• **Problem description**
Pictures do not belong in the copy. Return all of the entries exactly.

• **Entries**
[START]

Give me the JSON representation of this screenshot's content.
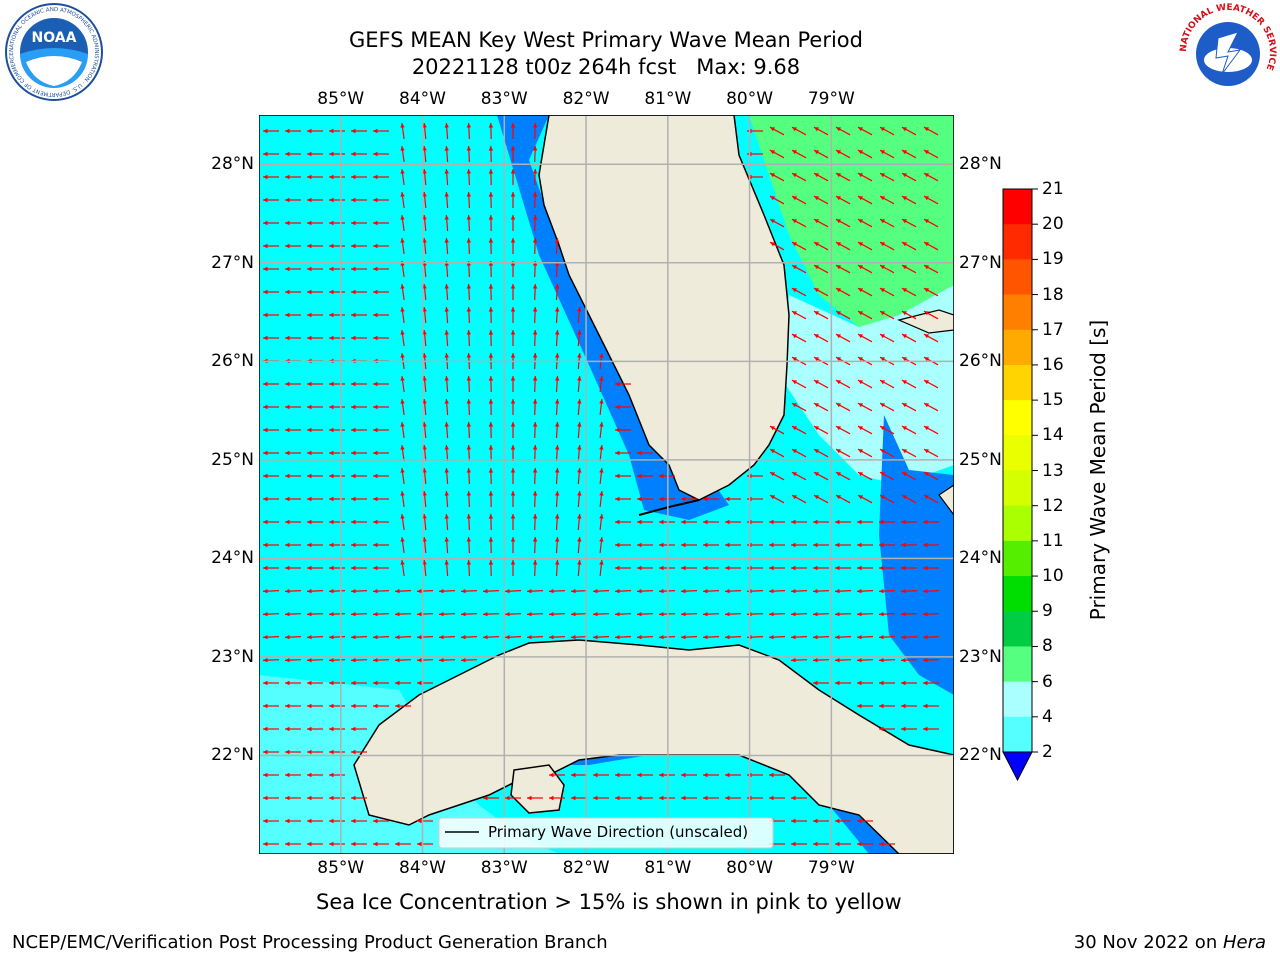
{
  "title": {
    "line1": "GEFS MEAN Key West Primary Wave Mean Period",
    "line2": "20221128 t00z 264h fcst   Max: 9.68"
  },
  "logos": {
    "noaa_text": "NOAA",
    "noaa_ring": "NATIONAL OCEANIC AND ATMOSPHERIC ADMINISTRATION · U.S. DEPARTMENT OF COMMERCE",
    "nws_ring": "NATIONAL WEATHER SERVICE"
  },
  "map": {
    "lon_labels": [
      "85°W",
      "84°W",
      "83°W",
      "82°W",
      "81°W",
      "80°W",
      "79°W"
    ],
    "lat_labels": [
      "28°N",
      "27°N",
      "26°N",
      "25°N",
      "24°N",
      "23°N",
      "22°N"
    ],
    "lon_range": [
      -86.0,
      -77.5
    ],
    "lat_range": [
      21.0,
      28.5
    ],
    "legend_label": "Primary Wave Direction (unscaled)",
    "colors": {
      "ocean_main": "#00ffff",
      "ocean_shallow": "#0080ff",
      "ocean_light": "#80ffff",
      "ocean_green": "#55ff7f",
      "land": "#efebdb",
      "arrows": "#ff0000",
      "grid": "#b0b0b0"
    }
  },
  "colorbar": {
    "label": "Primary Wave Mean Period [s]",
    "ticks": [
      "21",
      "20",
      "19",
      "18",
      "17",
      "16",
      "15",
      "14",
      "13",
      "12",
      "11",
      "10",
      "9",
      "8",
      "6",
      "4",
      "2"
    ],
    "colors_top_to_bottom": [
      "#ff0000",
      "#ff2a00",
      "#ff5500",
      "#ff7f00",
      "#ffaa00",
      "#ffd400",
      "#ffff00",
      "#eaff00",
      "#d4ff00",
      "#aaff00",
      "#55ee00",
      "#00dd00",
      "#00cc44",
      "#55ff7f",
      "#aaffff",
      "#55ffff",
      "#00ffff",
      "#0080ff"
    ],
    "under_color": "#0000ff"
  },
  "caption": "Sea Ice Concentration > 15% is shown in pink to yellow",
  "footer": {
    "left": "NCEP/EMC/Verification Post Processing Product Generation Branch",
    "date": "30 Nov 2022 on ",
    "host": "Hera"
  }
}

[END]

• **Exercise solution**
Give me the JSON representation of this screenshot's content.
{
  "title": {
    "line1": "GEFS MEAN Key West Primary Wave Mean Period",
    "line2": "20221128 t00z 264h fcst   Max: 9.68"
  },
  "logos": {
    "noaa_text": "NOAA",
    "noaa_ring": "NATIONAL OCEANIC AND ATMOSPHERIC ADMINISTRATION · U.S. DEPARTMENT OF COMMERCE",
    "nws_ring": "NATIONAL WEATHER SERVICE"
  },
  "map": {
    "lon_labels": [
      "85°W",
      "84°W",
      "83°W",
      "82°W",
      "81°W",
      "80°W",
      "79°W"
    ],
    "lat_labels": [
      "28°N",
      "27°N",
      "26°N",
      "25°N",
      "24°N",
      "23°N",
      "22°N"
    ],
    "lon_range": [
      -86.0,
      -77.5
    ],
    "lat_range": [
      21.0,
      28.5
    ],
    "legend_label": "Primary Wave Direction (unscaled)",
    "colors": {
      "ocean_main": "#00ffff",
      "ocean_shallow": "#0080ff",
      "ocean_light": "#80ffff",
      "ocean_green": "#55ff7f",
      "land": "#efebdb",
      "arrows": "#ff0000",
      "grid": "#b0b0b0"
    }
  },
  "colorbar": {
    "label": "Primary Wave Mean Period [s]",
    "ticks": [
      "21",
      "20",
      "19",
      "18",
      "17",
      "16",
      "15",
      "14",
      "13",
      "12",
      "11",
      "10",
      "9",
      "8",
      "6",
      "4",
      "2"
    ],
    "colors_top_to_bottom": [
      "#ff0000",
      "#ff2a00",
      "#ff5500",
      "#ff7f00",
      "#ffaa00",
      "#ffd400",
      "#ffff00",
      "#eaff00",
      "#d4ff00",
      "#aaff00",
      "#55ee00",
      "#00dd00",
      "#00cc44",
      "#55ff7f",
      "#aaffff",
      "#55ffff",
      "#00ffff",
      "#0080ff"
    ],
    "under_color": "#0000ff"
  },
  "caption": "Sea Ice Concentration > 15% is shown in pink to yellow",
  "footer": {
    "left": "NCEP/EMC/Verification Post Processing Product Generation Branch",
    "date": "30 Nov 2022 on ",
    "host": "Hera"
  }
}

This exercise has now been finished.